(Figure contents as structured data)
-------
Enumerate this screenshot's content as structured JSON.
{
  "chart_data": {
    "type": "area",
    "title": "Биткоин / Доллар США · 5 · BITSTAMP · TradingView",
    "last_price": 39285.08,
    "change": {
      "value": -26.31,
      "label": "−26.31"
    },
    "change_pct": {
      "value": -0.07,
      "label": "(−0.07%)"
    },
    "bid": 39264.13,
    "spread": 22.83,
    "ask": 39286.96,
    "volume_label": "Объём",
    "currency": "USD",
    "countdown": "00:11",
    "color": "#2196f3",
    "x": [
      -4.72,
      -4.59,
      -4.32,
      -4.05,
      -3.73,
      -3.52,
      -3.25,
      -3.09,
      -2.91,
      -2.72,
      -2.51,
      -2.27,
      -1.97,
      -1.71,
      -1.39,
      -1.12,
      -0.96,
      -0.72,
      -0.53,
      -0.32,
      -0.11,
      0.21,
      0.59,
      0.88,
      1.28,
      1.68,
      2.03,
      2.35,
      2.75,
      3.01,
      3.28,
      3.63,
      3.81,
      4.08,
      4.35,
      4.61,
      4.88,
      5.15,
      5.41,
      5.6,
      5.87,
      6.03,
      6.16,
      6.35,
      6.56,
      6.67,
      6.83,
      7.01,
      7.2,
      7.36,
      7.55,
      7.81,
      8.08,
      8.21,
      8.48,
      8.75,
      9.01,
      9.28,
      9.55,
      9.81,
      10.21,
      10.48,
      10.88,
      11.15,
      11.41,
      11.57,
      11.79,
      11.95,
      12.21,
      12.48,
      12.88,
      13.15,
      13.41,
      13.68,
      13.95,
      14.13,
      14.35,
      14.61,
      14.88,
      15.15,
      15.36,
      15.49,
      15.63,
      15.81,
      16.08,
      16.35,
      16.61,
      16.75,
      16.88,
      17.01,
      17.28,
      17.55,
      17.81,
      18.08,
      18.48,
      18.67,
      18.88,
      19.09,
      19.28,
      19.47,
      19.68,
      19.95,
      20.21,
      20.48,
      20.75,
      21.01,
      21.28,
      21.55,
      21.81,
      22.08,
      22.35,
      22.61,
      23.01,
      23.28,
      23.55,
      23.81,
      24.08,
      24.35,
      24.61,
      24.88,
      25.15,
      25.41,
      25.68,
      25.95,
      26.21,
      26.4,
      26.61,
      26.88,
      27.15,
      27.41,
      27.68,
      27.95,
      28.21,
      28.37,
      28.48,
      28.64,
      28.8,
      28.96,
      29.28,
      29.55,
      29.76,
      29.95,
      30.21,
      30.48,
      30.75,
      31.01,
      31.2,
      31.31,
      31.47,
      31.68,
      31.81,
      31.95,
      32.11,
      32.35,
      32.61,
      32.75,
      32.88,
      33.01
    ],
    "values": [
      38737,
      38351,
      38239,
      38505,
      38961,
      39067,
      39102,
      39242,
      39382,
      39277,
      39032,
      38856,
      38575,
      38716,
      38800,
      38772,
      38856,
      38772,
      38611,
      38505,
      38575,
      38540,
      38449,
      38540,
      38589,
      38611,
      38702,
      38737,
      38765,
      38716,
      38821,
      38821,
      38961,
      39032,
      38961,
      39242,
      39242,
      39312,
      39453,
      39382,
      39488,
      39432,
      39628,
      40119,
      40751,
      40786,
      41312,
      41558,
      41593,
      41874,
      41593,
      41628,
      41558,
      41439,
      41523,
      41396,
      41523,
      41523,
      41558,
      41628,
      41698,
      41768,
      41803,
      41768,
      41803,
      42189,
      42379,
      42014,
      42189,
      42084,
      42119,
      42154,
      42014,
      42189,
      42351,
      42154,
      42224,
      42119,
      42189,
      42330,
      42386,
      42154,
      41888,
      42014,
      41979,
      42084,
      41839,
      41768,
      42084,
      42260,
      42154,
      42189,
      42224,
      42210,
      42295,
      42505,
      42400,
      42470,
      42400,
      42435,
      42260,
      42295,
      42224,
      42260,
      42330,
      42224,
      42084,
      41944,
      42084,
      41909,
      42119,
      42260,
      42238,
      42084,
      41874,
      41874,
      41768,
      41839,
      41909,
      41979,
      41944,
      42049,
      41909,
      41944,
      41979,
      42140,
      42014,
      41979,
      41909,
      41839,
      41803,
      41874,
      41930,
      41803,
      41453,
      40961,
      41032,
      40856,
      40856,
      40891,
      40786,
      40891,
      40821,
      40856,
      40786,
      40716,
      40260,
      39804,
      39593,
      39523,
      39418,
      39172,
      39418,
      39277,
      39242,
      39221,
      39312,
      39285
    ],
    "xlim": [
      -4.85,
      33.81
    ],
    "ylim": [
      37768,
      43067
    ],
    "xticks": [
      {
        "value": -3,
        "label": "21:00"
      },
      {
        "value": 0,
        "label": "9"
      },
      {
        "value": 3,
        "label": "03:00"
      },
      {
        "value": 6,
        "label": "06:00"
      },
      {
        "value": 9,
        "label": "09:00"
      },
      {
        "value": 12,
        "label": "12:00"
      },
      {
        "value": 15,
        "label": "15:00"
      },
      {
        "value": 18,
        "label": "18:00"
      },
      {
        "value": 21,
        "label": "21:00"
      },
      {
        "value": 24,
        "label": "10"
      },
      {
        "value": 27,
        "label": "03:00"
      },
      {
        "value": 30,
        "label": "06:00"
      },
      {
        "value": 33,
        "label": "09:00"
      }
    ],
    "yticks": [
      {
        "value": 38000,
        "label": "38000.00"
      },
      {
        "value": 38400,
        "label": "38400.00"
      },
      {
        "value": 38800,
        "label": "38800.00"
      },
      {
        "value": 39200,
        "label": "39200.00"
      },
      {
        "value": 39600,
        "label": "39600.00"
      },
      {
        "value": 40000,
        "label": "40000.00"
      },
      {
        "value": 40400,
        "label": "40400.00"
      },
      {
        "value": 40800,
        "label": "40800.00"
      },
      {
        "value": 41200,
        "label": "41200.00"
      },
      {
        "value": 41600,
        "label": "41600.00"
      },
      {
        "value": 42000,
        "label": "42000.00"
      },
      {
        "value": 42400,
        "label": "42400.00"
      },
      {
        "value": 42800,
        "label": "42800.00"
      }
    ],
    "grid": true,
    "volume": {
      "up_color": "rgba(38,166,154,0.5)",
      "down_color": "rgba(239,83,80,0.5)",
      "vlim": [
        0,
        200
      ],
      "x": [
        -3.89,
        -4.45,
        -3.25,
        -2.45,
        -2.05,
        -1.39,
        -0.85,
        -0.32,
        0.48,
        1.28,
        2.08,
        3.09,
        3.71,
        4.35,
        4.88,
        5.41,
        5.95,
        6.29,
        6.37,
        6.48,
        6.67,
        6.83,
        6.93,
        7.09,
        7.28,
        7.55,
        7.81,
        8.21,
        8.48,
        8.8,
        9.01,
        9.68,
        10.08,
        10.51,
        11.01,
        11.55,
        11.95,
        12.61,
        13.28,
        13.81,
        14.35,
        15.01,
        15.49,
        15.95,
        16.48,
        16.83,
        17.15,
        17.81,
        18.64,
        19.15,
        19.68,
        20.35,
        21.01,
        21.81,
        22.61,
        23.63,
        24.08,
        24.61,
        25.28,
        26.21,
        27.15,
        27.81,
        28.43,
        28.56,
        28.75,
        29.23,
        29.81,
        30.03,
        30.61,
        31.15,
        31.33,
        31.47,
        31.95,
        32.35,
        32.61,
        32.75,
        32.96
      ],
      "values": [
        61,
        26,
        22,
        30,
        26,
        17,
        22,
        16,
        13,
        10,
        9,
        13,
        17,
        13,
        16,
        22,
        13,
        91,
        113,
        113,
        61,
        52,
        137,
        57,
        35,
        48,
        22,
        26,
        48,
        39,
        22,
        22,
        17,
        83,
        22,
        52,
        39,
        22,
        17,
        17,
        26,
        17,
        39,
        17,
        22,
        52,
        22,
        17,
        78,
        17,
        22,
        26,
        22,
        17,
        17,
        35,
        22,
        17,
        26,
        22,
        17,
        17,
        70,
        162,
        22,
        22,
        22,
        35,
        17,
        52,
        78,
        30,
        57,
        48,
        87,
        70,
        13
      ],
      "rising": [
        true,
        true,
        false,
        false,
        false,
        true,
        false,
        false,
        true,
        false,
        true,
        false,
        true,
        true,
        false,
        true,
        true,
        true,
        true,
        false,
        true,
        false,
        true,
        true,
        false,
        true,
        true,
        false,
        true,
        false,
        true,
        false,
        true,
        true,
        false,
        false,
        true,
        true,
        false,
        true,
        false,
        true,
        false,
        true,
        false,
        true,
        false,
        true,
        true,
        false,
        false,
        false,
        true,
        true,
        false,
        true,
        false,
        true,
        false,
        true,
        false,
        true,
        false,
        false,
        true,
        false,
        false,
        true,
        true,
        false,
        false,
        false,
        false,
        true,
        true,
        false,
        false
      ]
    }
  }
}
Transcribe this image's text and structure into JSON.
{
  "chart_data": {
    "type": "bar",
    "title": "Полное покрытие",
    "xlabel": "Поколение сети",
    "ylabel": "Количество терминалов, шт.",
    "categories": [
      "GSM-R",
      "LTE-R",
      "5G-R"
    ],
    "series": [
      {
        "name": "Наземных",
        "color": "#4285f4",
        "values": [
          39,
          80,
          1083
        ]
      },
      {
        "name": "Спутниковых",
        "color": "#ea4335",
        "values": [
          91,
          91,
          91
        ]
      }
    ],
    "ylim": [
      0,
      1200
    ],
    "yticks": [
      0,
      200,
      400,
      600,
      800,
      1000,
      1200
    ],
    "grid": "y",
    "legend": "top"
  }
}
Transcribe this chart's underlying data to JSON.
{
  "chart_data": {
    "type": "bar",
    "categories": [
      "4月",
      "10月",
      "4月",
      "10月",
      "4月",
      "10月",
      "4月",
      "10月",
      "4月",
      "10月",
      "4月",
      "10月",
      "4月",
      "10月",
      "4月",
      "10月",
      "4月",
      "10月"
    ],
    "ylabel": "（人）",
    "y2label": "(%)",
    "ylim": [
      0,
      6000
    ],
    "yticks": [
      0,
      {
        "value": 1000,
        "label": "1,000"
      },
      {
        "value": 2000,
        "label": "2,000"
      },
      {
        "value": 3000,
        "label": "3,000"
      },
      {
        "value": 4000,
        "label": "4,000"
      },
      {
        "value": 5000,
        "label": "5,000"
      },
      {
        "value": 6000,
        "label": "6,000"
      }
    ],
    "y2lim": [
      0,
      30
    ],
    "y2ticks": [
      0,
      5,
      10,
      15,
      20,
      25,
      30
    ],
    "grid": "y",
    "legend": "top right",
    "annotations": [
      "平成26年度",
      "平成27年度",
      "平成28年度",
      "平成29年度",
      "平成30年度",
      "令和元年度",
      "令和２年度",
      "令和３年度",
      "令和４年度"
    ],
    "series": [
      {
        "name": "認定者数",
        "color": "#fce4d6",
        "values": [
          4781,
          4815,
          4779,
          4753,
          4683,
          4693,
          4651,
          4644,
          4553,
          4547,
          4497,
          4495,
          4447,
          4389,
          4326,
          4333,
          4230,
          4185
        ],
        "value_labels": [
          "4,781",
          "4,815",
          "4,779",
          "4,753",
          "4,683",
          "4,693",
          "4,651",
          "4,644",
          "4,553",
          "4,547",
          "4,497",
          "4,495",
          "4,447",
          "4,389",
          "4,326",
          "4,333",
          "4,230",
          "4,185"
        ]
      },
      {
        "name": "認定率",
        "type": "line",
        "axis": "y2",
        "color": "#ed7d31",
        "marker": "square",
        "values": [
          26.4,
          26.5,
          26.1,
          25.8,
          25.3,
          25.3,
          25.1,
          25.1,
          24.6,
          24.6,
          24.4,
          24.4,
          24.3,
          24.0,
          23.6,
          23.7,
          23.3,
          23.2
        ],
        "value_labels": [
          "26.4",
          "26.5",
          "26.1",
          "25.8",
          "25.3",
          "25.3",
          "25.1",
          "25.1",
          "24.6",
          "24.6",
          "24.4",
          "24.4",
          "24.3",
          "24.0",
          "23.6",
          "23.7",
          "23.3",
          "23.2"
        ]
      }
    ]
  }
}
-------
## [Job]
Pick out all lines containing the string "name".

## [Answer for this exercise]
        "name": "Наземных",
        "name": "Спутниковых",
        "name": "認定者数",
        "name": "認定率",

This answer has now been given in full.